Start of PROVIDED ENTRIES

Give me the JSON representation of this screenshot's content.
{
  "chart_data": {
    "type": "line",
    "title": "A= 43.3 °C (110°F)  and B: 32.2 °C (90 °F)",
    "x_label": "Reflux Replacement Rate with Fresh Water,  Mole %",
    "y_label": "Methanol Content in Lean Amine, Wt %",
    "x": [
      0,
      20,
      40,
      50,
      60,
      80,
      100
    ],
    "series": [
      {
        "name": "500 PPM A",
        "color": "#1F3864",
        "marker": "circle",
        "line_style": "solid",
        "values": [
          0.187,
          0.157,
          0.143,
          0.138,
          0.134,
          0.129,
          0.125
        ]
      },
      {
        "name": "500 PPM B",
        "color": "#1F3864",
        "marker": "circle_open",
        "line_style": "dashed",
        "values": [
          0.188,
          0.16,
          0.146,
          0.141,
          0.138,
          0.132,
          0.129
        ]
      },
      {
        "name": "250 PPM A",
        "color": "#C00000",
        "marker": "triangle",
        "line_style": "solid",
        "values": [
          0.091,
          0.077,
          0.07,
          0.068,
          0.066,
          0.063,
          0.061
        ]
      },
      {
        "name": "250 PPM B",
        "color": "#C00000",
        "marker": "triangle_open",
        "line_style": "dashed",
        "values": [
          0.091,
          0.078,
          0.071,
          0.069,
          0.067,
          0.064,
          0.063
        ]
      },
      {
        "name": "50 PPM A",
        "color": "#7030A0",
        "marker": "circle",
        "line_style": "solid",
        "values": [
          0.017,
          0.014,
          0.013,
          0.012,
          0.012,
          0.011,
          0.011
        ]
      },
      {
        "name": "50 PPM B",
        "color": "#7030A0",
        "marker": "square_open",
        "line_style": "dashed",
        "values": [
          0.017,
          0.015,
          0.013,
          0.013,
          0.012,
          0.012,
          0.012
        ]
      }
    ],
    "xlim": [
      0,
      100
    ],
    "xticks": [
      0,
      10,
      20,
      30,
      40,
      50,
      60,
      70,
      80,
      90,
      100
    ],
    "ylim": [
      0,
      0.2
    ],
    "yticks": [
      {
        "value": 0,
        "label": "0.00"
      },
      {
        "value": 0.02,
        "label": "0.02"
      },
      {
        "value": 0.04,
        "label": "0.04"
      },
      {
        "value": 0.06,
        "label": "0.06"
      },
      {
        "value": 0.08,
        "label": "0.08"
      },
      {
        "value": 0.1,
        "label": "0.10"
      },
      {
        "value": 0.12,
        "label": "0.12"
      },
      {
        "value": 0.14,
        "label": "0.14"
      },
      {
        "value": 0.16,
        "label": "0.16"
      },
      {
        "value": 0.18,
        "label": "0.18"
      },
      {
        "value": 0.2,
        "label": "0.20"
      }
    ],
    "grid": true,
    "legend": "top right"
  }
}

End of PROVIDED ENTRIES

## TASK TO COMPLETE
Repeat the material above in full, quoting it exactly.

## FINAL RESULT
Give me the JSON representation of this screenshot's content.
{
  "chart_data": {
    "type": "line",
    "title": "A= 43.3 °C (110°F)  and B: 32.2 °C (90 °F)",
    "x_label": "Reflux Replacement Rate with Fresh Water,  Mole %",
    "y_label": "Methanol Content in Lean Amine, Wt %",
    "x": [
      0,
      20,
      40,
      50,
      60,
      80,
      100
    ],
    "series": [
      {
        "name": "500 PPM A",
        "color": "#1F3864",
        "marker": "circle",
        "line_style": "solid",
        "values": [
          0.187,
          0.157,
          0.143,
          0.138,
          0.134,
          0.129,
          0.125
        ]
      },
      {
        "name": "500 PPM B",
        "color": "#1F3864",
        "marker": "circle_open",
        "line_style": "dashed",
        "values": [
          0.188,
          0.16,
          0.146,
          0.141,
          0.138,
          0.132,
          0.129
        ]
      },
      {
        "name": "250 PPM A",
        "color": "#C00000",
        "marker": "triangle",
        "line_style": "solid",
        "values": [
          0.091,
          0.077,
          0.07,
          0.068,
          0.066,
          0.063,
          0.061
        ]
      },
      {
        "name": "250 PPM B",
        "color": "#C00000",
        "marker": "triangle_open",
        "line_style": "dashed",
        "values": [
          0.091,
          0.078,
          0.071,
          0.069,
          0.067,
          0.064,
          0.063
        ]
      },
      {
        "name": "50 PPM A",
        "color": "#7030A0",
        "marker": "circle",
        "line_style": "solid",
        "values": [
          0.017,
          0.014,
          0.013,
          0.012,
          0.012,
          0.011,
          0.011
        ]
      },
      {
        "name": "50 PPM B",
        "color": "#7030A0",
        "marker": "square_open",
        "line_style": "dashed",
        "values": [
          0.017,
          0.015,
          0.013,
          0.013,
          0.012,
          0.012,
          0.012
        ]
      }
    ],
    "xlim": [
      0,
      100
    ],
    "xticks": [
      0,
      10,
      20,
      30,
      40,
      50,
      60,
      70,
      80,
      90,
      100
    ],
    "ylim": [
      0,
      0.2
    ],
    "yticks": [
      {
        "value": 0,
        "label": "0.00"
      },
      {
        "value": 0.02,
        "label": "0.02"
      },
      {
        "value": 0.04,
        "label": "0.04"
      },
      {
        "value": 0.06,
        "label": "0.06"
      },
      {
        "value": 0.08,
        "label": "0.08"
      },
      {
        "value": 0.1,
        "label": "0.10"
      },
      {
        "value": 0.12,
        "label": "0.12"
      },
      {
        "value": 0.14,
        "label": "0.14"
      },
      {
        "value": 0.16,
        "label": "0.16"
      },
      {
        "value": 0.18,
        "label": "0.18"
      },
      {
        "value": 0.2,
        "label": "0.20"
      }
    ],
    "grid": true,
    "legend": "top right"
  }
}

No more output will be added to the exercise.